** REQUIREMENTS **
Reproduce each of the following rows verbatim, without altering any character.

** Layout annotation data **
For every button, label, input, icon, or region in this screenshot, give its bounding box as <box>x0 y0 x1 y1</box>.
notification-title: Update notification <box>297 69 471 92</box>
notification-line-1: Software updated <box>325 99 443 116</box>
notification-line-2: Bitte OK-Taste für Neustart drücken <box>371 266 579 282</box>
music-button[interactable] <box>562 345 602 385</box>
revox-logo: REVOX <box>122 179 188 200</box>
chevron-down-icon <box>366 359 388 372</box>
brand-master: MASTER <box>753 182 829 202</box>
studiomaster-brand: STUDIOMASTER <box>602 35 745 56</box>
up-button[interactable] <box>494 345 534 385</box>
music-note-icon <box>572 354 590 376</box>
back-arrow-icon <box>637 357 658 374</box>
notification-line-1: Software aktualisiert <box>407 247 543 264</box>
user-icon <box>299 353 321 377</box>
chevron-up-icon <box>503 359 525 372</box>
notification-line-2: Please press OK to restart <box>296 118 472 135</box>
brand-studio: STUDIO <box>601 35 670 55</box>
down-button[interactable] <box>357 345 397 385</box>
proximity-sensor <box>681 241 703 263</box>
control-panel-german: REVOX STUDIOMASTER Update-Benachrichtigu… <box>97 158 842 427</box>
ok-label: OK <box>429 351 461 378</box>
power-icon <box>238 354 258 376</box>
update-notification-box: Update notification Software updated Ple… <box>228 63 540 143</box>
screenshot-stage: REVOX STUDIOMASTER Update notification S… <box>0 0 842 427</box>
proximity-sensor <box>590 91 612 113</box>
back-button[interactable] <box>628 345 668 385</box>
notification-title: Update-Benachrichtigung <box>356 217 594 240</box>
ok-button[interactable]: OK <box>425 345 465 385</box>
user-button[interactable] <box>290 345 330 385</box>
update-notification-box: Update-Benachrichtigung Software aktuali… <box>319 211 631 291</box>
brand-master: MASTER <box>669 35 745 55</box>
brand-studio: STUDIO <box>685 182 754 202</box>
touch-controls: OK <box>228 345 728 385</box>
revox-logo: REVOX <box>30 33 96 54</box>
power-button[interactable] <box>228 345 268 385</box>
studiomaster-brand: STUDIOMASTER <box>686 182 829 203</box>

** FINISHED TASK **
For every button, label, input, icon, or region in this screenshot, give its bounding box as <box>x0 y0 x1 y1</box>.
notification-title: Update notification <box>297 69 471 92</box>
notification-line-1: Software updated <box>325 99 443 116</box>
notification-line-2: Bitte OK-Taste für Neustart drücken <box>371 266 579 282</box>
music-button[interactable] <box>562 345 602 385</box>
revox-logo: REVOX <box>122 179 188 200</box>
chevron-down-icon <box>366 359 388 372</box>
brand-master: MASTER <box>753 182 829 202</box>
studiomaster-brand: STUDIOMASTER <box>602 35 745 56</box>
up-button[interactable] <box>494 345 534 385</box>
music-note-icon <box>572 354 590 376</box>
back-arrow-icon <box>637 357 658 374</box>
notification-line-1: Software aktualisiert <box>407 247 543 264</box>
user-icon <box>299 353 321 377</box>
chevron-up-icon <box>503 359 525 372</box>
notification-line-2: Please press OK to restart <box>296 118 472 135</box>
brand-studio: STUDIO <box>601 35 670 55</box>
down-button[interactable] <box>357 345 397 385</box>
proximity-sensor <box>681 241 703 263</box>
control-panel-german: REVOX STUDIOMASTER Update-Benachrichtigu… <box>97 158 842 427</box>
ok-label: OK <box>429 351 461 378</box>
power-icon <box>238 354 258 376</box>
update-notification-box: Update notification Software updated Ple… <box>228 63 540 143</box>
screenshot-stage: REVOX STUDIOMASTER Update notification S… <box>0 0 842 427</box>
proximity-sensor <box>590 91 612 113</box>
back-button[interactable] <box>628 345 668 385</box>
notification-title: Update-Benachrichtigung <box>356 217 594 240</box>
ok-button[interactable]: OK <box>425 345 465 385</box>
user-button[interactable] <box>290 345 330 385</box>
update-notification-box: Update-Benachrichtigung Software aktuali… <box>319 211 631 291</box>
brand-master: MASTER <box>669 35 745 55</box>
brand-studio: STUDIO <box>685 182 754 202</box>
touch-controls: OK <box>228 345 728 385</box>
revox-logo: REVOX <box>30 33 96 54</box>
power-button[interactable] <box>228 345 268 385</box>
studiomaster-brand: STUDIOMASTER <box>686 182 829 203</box>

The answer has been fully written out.